TASK TO COMPLETE: Keep only the lines that hold the string "color", filtering out the rest of the entries below.
===== PROVIDED MATERIAL =====
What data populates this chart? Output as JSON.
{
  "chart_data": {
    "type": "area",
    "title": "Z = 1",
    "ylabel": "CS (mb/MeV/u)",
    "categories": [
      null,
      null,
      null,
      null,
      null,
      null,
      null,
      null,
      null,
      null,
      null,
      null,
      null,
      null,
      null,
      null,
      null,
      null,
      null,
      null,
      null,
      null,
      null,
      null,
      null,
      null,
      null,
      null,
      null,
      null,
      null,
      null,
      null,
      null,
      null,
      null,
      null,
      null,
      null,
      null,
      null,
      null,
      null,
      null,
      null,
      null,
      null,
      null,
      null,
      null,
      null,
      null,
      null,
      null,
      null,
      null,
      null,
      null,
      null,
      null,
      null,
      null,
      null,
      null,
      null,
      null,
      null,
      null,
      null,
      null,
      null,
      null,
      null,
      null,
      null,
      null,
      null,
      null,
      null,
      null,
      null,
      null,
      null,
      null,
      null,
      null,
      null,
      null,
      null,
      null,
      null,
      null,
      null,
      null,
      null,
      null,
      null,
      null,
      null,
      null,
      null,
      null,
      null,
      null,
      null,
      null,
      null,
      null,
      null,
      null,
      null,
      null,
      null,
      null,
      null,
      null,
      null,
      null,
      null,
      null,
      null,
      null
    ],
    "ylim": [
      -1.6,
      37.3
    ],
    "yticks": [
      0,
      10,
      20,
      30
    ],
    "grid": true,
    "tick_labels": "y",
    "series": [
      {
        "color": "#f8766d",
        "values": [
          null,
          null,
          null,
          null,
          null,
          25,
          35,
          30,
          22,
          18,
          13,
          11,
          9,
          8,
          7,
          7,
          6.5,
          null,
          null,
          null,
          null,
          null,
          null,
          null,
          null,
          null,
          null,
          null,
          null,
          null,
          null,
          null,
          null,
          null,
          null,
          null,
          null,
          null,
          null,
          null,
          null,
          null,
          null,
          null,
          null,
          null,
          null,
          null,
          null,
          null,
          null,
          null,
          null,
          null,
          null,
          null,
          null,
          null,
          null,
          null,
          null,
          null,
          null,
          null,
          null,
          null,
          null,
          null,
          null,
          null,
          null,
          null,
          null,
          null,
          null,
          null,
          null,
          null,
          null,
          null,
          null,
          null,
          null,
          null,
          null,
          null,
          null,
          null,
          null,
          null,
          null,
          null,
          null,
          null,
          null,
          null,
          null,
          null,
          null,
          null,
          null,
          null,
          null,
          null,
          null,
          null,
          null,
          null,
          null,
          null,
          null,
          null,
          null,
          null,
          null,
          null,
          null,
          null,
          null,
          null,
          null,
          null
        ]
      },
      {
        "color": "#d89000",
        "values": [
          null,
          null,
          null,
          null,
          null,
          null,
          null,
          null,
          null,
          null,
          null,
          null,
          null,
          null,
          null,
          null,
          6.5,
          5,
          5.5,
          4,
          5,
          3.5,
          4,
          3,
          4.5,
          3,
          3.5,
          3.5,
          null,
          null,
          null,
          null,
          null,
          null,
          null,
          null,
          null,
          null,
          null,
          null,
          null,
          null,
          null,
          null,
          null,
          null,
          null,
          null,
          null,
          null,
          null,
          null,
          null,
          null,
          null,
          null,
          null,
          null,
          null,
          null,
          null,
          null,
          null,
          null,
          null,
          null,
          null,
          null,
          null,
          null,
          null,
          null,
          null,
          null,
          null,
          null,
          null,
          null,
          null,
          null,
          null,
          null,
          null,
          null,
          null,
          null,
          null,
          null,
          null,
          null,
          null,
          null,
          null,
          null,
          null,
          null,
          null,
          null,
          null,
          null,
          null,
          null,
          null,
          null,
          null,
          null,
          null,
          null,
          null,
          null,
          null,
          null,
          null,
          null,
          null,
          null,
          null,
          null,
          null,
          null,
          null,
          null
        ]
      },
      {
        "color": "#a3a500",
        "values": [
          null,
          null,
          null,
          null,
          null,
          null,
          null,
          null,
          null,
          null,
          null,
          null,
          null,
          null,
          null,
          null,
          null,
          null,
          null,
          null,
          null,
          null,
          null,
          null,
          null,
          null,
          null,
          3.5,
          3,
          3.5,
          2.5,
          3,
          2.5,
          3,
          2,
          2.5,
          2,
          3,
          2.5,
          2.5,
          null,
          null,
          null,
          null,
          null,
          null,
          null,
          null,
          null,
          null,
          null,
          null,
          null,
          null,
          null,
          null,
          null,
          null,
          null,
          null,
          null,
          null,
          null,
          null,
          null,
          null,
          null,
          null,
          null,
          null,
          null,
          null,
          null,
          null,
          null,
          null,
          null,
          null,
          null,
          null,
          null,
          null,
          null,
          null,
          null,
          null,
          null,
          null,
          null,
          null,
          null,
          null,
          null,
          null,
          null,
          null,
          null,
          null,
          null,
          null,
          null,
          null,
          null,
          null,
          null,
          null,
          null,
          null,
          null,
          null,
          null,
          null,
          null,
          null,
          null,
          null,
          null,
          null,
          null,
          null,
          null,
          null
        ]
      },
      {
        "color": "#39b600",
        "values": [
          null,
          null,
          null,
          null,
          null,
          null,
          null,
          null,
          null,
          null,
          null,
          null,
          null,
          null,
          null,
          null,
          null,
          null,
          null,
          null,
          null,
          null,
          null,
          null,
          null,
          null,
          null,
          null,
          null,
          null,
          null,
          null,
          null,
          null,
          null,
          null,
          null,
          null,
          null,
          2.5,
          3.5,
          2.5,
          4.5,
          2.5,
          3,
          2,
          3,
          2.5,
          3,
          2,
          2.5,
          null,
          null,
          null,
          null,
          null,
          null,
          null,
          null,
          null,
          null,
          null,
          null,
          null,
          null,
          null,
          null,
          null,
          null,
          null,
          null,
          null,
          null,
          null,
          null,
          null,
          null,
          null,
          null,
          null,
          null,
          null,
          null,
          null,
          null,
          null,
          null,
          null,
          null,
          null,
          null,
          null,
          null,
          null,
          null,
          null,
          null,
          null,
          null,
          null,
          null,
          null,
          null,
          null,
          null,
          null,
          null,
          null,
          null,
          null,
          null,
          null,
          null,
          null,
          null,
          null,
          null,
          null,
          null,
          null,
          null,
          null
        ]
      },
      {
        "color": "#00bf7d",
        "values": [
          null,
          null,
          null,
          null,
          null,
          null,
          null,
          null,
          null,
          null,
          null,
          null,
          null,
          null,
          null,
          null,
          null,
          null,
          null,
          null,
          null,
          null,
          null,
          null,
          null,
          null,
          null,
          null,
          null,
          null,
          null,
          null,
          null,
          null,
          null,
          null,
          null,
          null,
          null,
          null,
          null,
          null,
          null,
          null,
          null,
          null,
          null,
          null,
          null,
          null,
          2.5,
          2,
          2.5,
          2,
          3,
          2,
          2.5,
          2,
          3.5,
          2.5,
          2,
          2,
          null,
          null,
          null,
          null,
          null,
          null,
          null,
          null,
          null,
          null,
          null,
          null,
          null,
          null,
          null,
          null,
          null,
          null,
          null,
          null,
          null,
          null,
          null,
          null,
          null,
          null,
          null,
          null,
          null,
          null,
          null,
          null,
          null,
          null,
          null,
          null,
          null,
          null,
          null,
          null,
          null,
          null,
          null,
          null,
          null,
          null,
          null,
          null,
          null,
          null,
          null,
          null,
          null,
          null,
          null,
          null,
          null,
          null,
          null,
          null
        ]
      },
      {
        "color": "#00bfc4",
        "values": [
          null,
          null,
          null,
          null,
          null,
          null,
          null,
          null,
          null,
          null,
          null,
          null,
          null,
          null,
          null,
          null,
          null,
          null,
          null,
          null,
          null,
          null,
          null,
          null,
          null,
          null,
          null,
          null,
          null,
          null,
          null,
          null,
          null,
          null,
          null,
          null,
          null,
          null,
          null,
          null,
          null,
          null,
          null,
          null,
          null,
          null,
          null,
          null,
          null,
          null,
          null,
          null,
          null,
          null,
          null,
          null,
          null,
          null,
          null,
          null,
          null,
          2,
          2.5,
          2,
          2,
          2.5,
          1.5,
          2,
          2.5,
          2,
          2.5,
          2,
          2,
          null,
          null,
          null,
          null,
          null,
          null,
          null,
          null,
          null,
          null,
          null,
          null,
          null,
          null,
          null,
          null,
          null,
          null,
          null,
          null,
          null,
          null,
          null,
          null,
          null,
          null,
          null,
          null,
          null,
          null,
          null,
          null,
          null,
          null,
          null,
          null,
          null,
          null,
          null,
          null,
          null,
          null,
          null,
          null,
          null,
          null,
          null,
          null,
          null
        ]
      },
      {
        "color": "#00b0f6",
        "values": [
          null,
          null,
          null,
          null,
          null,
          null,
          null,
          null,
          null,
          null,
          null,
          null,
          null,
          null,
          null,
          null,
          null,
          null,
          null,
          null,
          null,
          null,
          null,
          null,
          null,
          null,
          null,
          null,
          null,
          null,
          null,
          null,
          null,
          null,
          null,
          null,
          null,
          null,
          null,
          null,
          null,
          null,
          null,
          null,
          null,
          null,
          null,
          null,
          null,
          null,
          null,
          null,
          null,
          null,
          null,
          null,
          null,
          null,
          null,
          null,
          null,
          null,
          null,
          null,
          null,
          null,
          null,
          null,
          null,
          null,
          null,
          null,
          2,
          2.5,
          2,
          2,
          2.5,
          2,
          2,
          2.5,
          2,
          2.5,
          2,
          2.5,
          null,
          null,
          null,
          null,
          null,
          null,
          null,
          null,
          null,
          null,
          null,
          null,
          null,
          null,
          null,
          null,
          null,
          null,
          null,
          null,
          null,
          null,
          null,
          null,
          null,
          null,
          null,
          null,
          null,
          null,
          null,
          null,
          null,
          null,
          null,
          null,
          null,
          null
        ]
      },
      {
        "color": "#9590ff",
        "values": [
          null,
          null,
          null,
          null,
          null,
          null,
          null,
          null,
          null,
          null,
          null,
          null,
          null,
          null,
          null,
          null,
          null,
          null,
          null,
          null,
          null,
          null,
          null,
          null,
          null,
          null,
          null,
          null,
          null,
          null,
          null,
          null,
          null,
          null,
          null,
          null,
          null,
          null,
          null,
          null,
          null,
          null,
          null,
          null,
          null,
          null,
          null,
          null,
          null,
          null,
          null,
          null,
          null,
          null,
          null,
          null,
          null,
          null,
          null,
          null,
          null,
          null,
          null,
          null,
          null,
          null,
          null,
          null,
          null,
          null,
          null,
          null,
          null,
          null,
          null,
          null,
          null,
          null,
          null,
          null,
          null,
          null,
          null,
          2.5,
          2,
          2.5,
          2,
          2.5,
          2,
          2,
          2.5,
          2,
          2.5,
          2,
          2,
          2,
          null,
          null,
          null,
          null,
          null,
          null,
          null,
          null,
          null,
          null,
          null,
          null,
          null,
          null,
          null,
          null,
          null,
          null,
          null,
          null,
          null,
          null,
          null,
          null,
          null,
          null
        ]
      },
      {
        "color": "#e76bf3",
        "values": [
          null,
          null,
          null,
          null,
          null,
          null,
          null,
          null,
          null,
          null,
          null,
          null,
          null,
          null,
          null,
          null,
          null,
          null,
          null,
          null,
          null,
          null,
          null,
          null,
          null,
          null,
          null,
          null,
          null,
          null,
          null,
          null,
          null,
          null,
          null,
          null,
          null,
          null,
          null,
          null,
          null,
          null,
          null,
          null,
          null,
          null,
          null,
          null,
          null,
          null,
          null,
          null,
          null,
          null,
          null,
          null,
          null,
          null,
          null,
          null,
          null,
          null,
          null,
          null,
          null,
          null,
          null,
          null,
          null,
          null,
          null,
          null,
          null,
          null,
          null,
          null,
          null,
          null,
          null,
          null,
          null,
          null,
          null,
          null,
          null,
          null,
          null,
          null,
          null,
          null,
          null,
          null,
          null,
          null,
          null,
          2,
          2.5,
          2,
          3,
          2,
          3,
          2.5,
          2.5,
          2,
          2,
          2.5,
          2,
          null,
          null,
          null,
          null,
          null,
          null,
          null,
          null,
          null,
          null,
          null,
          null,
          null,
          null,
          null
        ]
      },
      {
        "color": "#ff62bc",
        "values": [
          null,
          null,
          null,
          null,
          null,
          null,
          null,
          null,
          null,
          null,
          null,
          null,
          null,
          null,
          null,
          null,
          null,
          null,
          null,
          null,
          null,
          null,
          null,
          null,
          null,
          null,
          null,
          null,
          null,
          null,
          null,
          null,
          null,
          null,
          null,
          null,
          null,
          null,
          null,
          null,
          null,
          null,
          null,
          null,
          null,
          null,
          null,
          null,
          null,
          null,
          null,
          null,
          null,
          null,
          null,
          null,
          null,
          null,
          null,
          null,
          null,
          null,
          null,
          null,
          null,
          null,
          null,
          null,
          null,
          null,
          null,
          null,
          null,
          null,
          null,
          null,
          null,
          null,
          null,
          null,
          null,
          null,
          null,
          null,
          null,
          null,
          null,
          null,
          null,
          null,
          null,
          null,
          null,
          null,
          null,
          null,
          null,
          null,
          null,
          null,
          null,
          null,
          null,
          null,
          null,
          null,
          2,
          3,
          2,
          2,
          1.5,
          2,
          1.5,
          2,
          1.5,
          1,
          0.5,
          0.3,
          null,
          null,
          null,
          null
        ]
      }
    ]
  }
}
=====
EXERCISE OUTPUT:
        "color": "#f8766d",
        "color": "#d89000",
        "color": "#a3a500",
        "color": "#39b600",
        "color": "#00bf7d",
        "color": "#00bfc4",
        "color": "#00b0f6",
        "color": "#9590ff",
        "color": "#e76bf3",
        "color": "#ff62bc",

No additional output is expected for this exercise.